Task goal
Copy out the lines that have "Altersgruppe" in them.

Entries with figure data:
=-=-=
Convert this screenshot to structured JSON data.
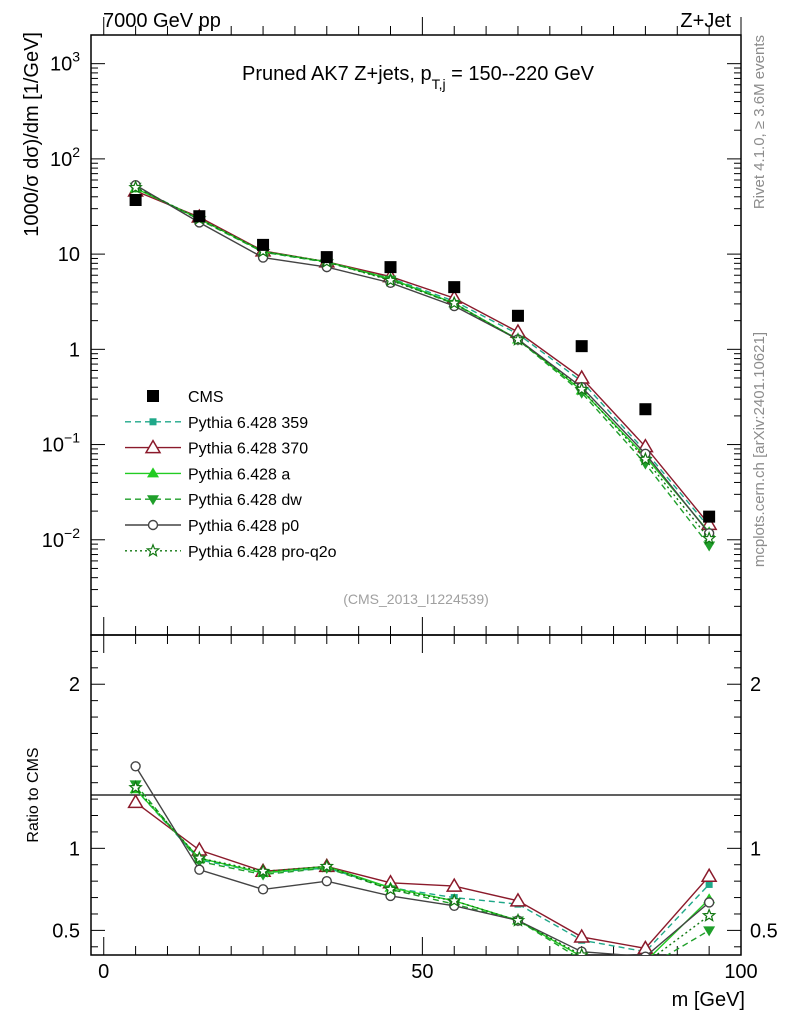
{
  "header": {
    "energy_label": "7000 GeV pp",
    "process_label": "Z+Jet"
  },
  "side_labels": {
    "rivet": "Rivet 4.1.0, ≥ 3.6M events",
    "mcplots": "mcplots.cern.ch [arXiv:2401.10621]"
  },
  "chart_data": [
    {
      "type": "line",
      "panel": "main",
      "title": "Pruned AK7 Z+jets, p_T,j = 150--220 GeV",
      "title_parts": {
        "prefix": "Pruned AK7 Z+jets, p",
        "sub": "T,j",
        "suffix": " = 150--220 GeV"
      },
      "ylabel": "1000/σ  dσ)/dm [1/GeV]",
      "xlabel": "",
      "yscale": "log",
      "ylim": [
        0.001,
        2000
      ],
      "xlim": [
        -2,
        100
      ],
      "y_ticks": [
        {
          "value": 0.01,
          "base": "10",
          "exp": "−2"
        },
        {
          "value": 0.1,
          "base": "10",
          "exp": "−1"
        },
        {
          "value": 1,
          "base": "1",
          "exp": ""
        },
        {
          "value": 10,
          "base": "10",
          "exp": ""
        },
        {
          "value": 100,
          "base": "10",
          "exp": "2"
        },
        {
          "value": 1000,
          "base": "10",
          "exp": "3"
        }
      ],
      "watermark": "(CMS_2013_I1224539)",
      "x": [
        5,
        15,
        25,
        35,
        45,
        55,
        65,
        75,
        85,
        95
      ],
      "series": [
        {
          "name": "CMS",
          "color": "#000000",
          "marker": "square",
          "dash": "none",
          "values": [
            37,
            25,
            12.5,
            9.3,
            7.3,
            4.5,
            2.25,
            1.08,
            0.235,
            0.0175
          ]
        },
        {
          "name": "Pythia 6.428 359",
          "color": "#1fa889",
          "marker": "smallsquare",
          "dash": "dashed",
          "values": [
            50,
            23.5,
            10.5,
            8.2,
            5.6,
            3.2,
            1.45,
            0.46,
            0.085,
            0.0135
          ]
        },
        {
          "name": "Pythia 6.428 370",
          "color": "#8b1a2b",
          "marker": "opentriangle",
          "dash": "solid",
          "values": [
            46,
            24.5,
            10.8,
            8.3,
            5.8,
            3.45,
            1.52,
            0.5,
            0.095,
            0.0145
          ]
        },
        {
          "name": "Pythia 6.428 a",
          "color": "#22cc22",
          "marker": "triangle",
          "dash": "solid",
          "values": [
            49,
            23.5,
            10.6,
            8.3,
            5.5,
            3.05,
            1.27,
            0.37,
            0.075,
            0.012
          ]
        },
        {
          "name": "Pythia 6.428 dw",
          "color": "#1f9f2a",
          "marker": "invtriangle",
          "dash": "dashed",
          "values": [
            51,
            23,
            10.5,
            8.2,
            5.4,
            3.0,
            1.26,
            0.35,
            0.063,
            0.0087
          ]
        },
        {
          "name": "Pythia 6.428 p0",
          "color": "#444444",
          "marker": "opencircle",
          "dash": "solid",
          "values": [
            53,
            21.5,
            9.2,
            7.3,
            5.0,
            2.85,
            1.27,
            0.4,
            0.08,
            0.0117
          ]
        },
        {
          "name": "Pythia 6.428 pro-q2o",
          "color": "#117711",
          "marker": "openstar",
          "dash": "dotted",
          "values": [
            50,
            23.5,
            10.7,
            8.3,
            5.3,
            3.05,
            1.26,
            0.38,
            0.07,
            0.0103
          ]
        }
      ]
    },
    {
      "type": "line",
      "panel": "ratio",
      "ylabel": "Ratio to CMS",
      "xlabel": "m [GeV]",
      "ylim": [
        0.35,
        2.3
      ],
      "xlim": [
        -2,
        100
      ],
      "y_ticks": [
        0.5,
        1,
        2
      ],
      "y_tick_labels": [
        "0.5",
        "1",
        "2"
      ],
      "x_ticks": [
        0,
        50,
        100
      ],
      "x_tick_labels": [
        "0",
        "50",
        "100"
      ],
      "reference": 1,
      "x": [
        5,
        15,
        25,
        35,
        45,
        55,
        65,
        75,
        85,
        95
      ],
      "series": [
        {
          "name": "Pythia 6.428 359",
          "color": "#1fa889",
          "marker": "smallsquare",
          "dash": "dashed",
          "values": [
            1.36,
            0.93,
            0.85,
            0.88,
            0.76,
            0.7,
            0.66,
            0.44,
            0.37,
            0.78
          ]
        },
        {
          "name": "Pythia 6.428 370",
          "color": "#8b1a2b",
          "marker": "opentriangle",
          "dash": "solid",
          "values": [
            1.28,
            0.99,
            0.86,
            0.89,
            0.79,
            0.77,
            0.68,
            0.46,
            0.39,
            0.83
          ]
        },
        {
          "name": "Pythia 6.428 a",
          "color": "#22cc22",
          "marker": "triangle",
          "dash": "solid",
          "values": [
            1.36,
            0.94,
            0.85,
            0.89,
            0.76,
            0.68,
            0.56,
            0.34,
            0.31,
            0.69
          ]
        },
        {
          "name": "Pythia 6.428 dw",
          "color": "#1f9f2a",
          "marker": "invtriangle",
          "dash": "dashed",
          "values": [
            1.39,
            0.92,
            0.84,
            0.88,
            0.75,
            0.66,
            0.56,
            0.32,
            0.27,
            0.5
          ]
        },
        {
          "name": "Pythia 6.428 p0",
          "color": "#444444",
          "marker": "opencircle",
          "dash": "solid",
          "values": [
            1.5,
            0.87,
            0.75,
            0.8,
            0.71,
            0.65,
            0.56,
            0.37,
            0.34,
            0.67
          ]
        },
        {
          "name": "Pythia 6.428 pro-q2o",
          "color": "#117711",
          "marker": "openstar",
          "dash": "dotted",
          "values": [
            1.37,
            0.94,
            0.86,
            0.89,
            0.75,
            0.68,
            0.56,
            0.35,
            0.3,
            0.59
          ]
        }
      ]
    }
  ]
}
=-=-=
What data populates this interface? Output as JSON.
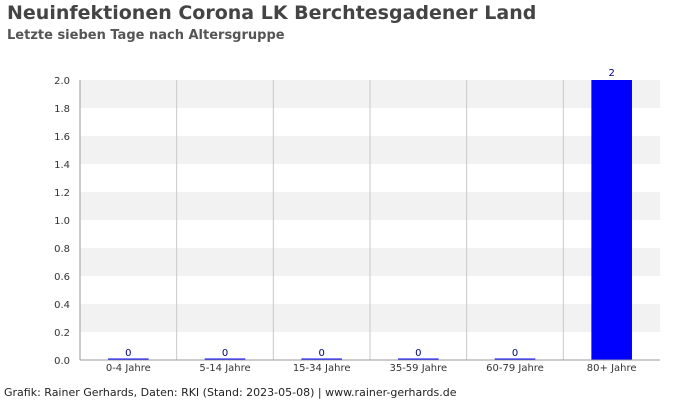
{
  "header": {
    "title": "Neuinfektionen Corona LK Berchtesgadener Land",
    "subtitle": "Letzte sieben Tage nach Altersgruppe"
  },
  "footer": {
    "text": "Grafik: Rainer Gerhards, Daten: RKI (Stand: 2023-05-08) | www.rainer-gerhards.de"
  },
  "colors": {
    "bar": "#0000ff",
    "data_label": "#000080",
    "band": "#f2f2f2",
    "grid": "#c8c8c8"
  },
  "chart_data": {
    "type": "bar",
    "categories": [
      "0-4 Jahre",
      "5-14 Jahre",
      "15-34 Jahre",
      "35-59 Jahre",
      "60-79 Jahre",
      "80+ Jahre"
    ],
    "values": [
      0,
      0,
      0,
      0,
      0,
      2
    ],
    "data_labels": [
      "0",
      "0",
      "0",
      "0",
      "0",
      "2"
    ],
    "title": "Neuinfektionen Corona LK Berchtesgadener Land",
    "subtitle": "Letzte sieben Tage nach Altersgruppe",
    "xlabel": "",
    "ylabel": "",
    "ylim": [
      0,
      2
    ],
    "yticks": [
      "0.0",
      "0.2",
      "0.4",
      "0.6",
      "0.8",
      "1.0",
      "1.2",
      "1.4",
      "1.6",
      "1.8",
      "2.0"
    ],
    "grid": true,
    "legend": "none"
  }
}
=-=-=
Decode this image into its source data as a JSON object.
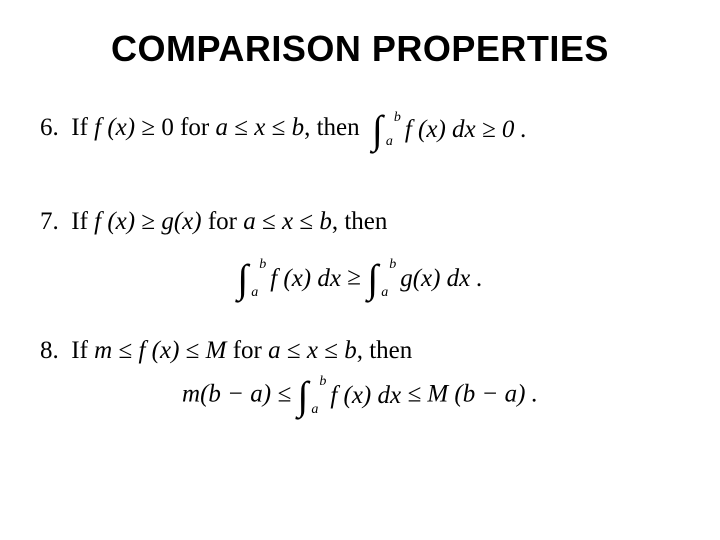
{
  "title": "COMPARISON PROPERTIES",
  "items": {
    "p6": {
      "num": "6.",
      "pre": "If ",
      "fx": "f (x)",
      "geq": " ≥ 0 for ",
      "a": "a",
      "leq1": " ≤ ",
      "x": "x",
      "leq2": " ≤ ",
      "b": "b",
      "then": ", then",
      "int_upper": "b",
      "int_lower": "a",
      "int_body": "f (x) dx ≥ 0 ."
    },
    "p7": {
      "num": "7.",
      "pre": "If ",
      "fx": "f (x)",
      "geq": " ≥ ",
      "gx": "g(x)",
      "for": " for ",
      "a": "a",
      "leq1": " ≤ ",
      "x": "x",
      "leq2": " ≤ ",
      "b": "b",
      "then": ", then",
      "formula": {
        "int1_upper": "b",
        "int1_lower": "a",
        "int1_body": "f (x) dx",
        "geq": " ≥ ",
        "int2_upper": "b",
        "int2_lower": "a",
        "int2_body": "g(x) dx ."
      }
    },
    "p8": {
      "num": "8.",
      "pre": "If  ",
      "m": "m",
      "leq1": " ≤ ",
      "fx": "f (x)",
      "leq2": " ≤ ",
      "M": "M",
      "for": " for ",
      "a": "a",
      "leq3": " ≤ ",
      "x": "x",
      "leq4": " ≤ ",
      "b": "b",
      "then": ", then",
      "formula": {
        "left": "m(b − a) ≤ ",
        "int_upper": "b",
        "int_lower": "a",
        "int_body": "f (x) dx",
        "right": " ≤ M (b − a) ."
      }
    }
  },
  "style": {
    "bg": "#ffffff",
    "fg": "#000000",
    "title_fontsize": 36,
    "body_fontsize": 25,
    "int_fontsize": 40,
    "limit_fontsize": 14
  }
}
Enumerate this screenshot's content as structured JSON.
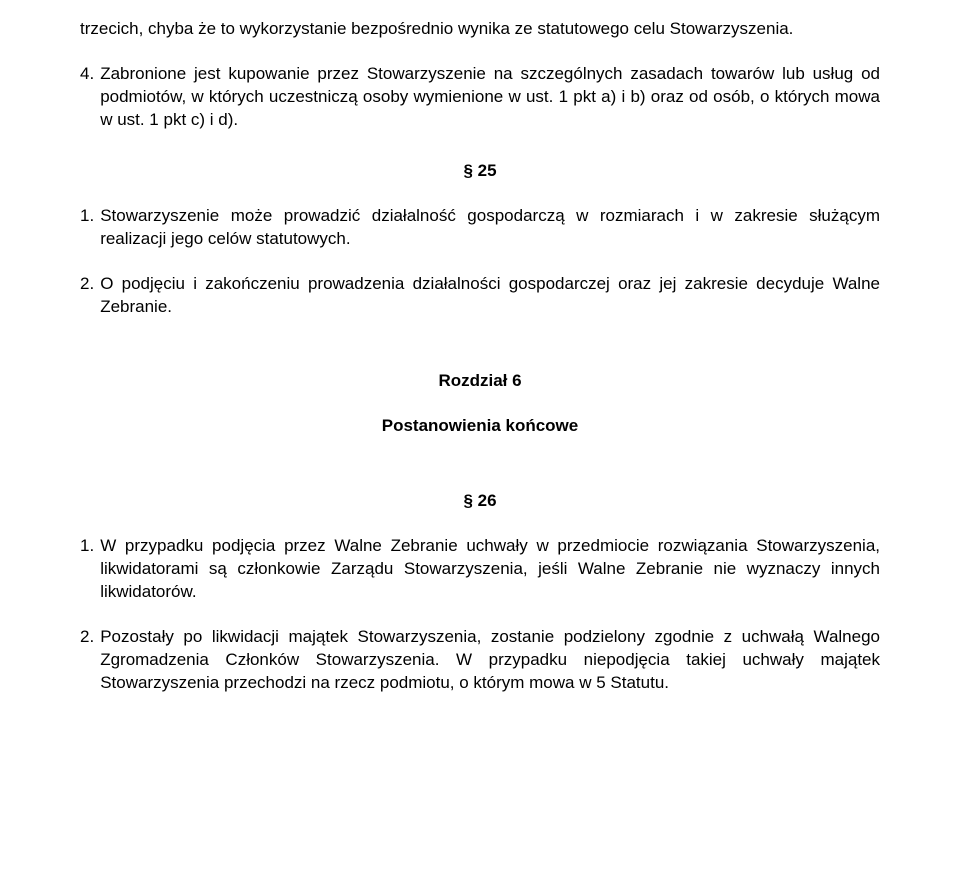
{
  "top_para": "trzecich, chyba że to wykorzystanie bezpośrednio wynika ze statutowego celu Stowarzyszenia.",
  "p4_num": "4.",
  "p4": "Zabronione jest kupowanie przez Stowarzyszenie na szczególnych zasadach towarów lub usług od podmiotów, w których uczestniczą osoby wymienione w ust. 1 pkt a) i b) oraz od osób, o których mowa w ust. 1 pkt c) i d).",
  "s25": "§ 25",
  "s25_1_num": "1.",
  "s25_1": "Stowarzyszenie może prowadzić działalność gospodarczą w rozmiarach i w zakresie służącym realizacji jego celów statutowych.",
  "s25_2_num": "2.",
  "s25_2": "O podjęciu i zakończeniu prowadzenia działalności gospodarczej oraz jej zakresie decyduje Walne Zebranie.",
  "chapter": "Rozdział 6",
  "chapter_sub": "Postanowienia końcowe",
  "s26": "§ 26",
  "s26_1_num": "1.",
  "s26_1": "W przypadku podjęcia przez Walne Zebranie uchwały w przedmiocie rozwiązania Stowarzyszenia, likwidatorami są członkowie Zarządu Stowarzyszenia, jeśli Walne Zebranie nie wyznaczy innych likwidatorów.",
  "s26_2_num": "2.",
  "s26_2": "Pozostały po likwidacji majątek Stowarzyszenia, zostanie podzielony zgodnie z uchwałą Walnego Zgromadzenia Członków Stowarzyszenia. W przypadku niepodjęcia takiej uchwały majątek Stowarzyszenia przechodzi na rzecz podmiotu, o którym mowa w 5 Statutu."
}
=-=-=
Result below
    "subtitle": "Letzte sieben Tage nach Altersgruppe"
    "subtitle": "Letzte sieben Tage nach Altersgruppe",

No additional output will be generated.